Objective ▸
Among the lines below, list those containing the string "date".

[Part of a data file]
— begin —
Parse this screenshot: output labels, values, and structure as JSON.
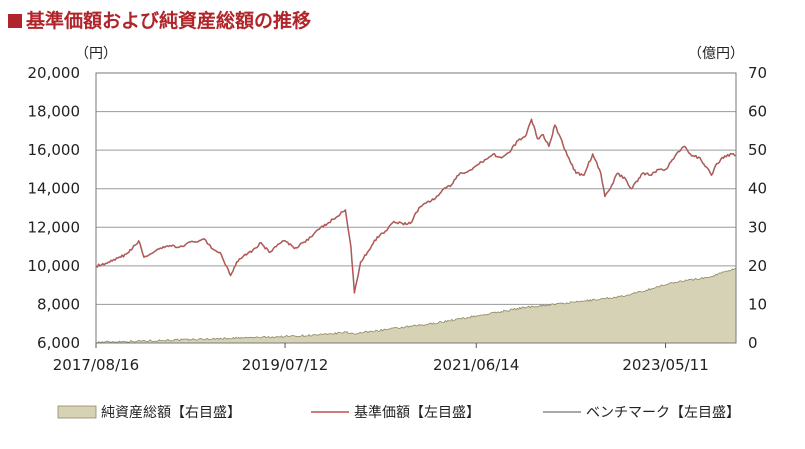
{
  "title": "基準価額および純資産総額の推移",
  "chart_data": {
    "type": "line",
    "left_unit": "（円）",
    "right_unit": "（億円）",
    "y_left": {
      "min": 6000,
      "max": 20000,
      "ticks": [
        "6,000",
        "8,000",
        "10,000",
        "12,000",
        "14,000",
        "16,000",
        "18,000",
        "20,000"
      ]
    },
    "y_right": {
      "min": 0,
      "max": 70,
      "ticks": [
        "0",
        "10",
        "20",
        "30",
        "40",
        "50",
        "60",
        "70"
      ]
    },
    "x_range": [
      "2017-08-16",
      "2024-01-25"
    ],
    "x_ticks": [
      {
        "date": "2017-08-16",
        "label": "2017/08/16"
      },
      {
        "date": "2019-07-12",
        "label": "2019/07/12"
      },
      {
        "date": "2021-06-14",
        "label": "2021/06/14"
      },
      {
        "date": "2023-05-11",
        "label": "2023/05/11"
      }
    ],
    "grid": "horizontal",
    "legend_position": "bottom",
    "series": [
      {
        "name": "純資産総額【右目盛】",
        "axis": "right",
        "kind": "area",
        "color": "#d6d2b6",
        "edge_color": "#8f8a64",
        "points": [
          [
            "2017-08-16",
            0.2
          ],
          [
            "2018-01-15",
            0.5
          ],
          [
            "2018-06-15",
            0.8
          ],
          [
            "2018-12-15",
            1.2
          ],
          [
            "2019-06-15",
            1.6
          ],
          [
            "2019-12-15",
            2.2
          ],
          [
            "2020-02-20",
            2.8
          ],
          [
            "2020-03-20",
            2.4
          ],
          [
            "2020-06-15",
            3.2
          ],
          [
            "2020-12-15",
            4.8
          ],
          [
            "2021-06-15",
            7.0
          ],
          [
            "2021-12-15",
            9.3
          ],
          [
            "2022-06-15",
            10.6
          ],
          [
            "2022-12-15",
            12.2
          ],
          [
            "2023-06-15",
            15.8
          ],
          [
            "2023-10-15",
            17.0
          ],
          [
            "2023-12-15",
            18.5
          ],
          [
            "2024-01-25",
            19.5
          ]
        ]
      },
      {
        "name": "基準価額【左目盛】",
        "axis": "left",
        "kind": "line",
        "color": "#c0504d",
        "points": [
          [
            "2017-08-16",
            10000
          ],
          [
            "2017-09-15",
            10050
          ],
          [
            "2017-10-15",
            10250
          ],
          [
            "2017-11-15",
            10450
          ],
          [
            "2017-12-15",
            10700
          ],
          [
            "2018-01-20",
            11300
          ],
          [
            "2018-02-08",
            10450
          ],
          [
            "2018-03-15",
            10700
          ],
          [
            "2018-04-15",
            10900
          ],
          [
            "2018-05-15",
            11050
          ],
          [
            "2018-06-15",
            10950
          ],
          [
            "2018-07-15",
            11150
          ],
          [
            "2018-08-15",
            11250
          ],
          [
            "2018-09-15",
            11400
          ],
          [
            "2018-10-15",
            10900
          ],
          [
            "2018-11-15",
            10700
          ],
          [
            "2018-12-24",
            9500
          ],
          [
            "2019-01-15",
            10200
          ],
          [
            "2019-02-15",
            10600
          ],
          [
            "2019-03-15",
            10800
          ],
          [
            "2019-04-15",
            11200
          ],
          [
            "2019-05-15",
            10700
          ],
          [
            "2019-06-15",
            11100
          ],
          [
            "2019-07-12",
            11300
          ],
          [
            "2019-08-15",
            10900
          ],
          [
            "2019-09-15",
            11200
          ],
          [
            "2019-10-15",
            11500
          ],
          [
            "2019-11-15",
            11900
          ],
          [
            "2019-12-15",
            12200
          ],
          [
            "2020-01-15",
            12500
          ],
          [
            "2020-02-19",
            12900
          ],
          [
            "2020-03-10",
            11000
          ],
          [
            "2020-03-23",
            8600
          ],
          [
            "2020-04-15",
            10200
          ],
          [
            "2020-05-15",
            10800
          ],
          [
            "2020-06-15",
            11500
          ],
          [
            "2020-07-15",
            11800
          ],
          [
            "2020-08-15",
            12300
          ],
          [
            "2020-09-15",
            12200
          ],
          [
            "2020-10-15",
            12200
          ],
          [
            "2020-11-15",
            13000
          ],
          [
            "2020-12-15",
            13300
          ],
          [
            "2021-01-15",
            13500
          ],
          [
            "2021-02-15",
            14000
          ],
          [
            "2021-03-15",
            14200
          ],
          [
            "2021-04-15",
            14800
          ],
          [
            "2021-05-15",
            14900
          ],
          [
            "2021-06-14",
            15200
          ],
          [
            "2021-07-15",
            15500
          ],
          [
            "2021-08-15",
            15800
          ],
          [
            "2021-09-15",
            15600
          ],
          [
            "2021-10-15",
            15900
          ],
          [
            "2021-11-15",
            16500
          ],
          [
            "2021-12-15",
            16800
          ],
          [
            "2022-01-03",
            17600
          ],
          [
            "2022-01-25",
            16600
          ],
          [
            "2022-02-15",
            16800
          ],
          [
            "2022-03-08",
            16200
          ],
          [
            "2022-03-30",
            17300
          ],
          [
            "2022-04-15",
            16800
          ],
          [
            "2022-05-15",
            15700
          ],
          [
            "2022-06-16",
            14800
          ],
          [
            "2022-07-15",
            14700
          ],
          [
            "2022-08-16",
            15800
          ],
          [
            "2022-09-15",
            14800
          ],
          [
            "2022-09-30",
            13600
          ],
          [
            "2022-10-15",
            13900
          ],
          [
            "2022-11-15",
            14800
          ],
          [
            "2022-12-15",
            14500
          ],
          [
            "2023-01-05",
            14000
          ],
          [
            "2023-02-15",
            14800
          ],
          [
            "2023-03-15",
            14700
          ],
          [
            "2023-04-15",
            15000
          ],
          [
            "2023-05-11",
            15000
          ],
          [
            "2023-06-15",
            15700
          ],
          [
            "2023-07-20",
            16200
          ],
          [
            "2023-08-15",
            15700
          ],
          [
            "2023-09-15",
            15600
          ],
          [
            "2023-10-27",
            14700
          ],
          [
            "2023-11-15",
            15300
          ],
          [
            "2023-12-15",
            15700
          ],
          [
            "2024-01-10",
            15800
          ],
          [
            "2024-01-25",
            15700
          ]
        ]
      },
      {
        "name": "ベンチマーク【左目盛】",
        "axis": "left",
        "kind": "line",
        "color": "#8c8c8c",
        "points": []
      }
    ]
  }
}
— end —
Exercise response ▸
        "date": "2017-08-16",
        "date": "2019-07-12",
        "date": "2021-06-14",
        "date": "2023-05-11",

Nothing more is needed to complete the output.